── Passage given ──

The prompts you track decide what your AI-visibility data is even about — so choosing them from real customer language beats guessing from a keyword list. A workable method: group prompts into roughly 80% organic, 10% branded, 10% competitor, source the wording from real customer signals (PPC queries, support transcripts, live observation), and crucially, track the follow-up prompts where decisions actually happen, not just the opening question.
This is a how-to for building that prompt set. It assumes you already know why to measure AI visibility — if not, start with how to measure your AI visibility — and focuses on the one input that most tracking setups get wrong.
Why does prompt selection make or break AI tracking?
Because a tracker only reports on the prompts you give it — feed it marketer-invented phrasing and you get a confident answer to a question no customer asks. Seer Interactive argued in June 2026 that most teams pick prompts from intuition rather than observed behaviour, and that this is now a real gap: analysing 387 real prompts across seven studies (July 2025–June 2026), they reported an 83% drop in keyword-search-style prompts, a 270% rise in task-delegation requests ("do this for me"), and a 300% rise in personal information shared inside prompts. Treat those as one practitioner's dataset — directional, not definitive — but the implication is clear: people no longer talk to AI the way they typed into Google, so prompts written like search keywords miss how customers actually ask.

───
── Extracted entries ──

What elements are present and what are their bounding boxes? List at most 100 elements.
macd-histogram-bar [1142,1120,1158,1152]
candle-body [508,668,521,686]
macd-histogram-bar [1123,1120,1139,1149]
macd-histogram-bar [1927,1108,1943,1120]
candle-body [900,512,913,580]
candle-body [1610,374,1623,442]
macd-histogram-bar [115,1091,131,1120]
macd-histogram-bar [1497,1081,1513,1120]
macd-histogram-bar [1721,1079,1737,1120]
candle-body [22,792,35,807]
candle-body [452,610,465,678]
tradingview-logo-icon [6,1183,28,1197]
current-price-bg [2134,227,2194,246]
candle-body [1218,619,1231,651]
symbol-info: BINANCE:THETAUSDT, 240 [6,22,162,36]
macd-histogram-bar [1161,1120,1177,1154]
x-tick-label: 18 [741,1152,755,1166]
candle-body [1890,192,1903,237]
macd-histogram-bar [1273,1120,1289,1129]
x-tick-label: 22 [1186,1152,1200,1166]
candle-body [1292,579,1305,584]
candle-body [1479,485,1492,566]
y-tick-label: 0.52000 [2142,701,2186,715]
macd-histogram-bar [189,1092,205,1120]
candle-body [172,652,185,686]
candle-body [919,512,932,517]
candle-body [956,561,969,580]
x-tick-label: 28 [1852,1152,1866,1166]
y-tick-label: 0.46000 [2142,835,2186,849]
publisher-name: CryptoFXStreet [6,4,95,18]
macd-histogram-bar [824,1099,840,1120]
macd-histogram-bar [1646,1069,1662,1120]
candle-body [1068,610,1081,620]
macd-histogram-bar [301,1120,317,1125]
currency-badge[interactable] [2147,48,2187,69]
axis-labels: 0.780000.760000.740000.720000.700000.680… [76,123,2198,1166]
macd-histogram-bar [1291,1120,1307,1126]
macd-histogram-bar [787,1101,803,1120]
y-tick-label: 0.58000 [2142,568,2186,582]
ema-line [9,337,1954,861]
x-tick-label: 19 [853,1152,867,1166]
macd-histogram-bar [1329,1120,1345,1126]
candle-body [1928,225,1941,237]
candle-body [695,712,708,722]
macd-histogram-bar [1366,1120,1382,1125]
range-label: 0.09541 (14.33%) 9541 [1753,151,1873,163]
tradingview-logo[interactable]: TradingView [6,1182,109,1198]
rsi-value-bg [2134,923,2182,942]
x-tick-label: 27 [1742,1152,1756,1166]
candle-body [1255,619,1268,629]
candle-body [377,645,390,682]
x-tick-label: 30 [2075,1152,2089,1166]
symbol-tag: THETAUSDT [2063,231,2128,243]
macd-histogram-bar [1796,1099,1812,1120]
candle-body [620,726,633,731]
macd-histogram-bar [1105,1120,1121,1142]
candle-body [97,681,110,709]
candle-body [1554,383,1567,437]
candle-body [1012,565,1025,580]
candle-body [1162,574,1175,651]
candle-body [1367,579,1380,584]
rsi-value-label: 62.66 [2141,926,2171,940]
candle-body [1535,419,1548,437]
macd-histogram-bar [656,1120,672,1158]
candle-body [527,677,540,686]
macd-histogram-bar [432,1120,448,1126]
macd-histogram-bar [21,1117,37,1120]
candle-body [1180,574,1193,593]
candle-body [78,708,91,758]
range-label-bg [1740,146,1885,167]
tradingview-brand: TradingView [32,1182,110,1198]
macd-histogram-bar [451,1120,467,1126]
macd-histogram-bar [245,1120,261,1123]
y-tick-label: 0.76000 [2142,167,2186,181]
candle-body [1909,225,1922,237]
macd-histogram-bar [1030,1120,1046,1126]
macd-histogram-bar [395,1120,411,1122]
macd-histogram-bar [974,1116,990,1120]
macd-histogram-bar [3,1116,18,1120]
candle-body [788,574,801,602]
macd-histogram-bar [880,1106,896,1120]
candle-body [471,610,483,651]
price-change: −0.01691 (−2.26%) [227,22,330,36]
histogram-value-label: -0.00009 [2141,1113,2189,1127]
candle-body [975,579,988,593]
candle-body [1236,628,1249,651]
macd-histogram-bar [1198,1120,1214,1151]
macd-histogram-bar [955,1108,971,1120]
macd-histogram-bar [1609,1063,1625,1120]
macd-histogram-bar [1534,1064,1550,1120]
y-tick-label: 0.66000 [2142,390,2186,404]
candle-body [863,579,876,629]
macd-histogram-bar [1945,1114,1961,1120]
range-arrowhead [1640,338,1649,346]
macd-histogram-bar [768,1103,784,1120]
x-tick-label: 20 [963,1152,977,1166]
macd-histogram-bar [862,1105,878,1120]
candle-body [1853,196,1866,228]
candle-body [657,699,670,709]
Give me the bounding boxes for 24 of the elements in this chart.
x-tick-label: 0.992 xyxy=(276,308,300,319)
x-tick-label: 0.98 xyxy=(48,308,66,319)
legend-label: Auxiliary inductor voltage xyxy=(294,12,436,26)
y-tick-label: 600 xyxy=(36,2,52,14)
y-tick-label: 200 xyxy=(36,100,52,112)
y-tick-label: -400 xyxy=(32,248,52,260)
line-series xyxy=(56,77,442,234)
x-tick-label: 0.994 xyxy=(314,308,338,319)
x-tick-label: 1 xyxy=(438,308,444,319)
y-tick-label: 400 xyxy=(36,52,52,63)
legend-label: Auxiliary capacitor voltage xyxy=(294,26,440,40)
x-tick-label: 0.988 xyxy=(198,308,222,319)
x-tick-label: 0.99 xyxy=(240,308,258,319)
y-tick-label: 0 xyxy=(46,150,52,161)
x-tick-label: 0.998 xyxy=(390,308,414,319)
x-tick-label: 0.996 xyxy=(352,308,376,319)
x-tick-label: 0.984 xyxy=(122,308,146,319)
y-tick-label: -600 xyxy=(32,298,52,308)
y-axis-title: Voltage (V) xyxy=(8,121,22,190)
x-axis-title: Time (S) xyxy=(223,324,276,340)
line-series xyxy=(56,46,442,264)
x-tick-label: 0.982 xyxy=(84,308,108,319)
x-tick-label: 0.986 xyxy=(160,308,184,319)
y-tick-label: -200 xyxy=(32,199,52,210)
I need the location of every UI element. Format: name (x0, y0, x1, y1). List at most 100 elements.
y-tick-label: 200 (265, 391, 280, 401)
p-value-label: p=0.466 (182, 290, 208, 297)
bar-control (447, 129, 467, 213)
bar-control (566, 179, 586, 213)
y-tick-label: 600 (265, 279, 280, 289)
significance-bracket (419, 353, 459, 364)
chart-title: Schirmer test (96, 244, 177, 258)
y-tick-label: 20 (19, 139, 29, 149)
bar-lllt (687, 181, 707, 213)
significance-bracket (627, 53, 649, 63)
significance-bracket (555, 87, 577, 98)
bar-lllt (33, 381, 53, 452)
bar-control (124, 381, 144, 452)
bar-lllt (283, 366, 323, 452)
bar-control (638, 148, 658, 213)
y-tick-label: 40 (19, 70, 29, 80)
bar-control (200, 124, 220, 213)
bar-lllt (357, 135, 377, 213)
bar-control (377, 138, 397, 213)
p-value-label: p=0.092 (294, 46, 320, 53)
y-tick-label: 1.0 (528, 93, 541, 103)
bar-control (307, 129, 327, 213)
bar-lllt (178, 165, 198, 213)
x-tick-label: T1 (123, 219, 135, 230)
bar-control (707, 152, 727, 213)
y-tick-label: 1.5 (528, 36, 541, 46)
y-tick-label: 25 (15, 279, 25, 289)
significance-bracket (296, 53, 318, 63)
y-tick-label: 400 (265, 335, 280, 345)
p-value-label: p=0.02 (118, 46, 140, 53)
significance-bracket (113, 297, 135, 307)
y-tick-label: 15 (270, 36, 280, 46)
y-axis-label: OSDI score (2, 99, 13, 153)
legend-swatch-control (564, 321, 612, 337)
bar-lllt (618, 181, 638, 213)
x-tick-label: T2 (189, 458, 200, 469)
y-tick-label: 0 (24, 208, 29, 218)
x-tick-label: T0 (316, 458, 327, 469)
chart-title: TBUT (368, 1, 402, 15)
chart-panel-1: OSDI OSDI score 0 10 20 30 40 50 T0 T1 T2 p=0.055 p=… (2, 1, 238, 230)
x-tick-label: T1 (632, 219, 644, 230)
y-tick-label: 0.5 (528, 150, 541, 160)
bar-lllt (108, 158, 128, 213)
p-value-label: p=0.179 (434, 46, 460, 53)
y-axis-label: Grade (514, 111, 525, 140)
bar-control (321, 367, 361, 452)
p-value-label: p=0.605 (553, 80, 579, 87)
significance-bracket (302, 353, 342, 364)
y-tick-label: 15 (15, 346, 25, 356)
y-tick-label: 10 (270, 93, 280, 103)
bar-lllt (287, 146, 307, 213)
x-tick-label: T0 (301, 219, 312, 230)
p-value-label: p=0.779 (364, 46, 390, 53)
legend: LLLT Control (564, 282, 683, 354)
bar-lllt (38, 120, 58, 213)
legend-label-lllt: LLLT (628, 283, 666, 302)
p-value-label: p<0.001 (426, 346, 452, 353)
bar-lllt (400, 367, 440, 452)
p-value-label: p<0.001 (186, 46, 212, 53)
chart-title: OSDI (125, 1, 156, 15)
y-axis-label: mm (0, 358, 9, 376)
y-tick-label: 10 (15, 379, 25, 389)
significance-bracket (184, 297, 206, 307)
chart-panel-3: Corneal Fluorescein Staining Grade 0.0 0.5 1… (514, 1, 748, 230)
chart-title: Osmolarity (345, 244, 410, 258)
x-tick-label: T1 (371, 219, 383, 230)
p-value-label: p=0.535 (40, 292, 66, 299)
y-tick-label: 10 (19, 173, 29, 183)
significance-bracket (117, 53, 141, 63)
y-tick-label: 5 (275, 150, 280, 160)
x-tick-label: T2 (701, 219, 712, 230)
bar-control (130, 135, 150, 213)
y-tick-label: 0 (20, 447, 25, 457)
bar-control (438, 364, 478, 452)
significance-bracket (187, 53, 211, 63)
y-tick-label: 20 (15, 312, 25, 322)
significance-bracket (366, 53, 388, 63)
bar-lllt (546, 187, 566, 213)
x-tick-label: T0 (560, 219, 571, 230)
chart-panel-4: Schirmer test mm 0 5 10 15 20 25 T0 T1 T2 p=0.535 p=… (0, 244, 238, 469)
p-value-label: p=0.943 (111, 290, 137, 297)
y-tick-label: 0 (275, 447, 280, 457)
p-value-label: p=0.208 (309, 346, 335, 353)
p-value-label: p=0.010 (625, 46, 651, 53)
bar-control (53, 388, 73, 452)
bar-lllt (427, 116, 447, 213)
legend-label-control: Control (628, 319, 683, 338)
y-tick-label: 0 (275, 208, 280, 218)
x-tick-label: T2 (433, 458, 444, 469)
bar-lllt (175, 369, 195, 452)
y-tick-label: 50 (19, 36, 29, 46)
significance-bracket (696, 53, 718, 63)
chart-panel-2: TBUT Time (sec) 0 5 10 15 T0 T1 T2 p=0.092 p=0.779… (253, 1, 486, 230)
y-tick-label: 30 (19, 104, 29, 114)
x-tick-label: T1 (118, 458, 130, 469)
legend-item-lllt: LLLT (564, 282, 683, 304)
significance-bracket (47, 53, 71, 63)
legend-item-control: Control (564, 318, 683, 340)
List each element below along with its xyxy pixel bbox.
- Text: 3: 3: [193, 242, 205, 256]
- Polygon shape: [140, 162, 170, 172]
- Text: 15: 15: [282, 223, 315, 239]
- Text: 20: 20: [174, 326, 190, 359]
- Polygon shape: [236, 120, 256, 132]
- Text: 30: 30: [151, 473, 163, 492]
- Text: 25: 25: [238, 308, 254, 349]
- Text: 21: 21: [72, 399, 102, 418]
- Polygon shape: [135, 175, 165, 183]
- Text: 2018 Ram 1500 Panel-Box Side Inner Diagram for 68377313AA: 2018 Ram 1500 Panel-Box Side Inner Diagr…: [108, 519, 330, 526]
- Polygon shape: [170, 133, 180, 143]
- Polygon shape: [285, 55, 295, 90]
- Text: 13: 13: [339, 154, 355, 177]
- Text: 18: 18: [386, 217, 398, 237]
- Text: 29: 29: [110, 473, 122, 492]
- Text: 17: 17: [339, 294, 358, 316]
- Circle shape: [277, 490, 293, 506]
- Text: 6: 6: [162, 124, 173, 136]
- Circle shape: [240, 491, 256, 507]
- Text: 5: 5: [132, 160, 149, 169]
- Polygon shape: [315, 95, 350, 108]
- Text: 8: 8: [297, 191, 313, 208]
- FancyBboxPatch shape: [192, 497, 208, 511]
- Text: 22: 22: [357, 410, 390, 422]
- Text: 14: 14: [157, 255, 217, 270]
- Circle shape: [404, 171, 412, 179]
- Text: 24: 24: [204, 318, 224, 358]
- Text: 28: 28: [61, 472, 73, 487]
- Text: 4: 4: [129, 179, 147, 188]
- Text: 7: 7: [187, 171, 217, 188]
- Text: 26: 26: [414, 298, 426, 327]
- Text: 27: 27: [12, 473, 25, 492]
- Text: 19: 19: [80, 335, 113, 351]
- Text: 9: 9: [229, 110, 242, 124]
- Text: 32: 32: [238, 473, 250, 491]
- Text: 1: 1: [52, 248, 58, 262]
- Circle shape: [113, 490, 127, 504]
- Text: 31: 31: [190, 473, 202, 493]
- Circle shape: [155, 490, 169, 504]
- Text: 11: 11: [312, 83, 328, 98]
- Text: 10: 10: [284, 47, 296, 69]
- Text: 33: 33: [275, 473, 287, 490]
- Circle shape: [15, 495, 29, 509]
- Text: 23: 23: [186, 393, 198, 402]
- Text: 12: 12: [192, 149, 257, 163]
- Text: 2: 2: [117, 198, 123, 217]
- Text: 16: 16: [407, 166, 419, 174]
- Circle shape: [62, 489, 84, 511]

───

* Task instructions
**a.** In the prompt-selection guide, what rough split among organic, branded, and competitor prompts is recommended?
**b.** Retype the stretch of the prompt-selection guide from "The prompts you track" through "the opening question.", keeping every word and punctuation mark unchanged.

* The responses
**a.** About 80% organic, 10% branded, and 10% competitor.

**b.**
The prompts you track decide what your AI-visibility data is even about — so choosing them from real customer language beats guessing from a keyword list. A workable method: group prompts into roughly 80% organic, 10% branded, 10% competitor, source the wording from real customer signals (PPC queries, support transcripts, live observation), and crucially, track the follow-up prompts where decisions actually happen, not just the opening question.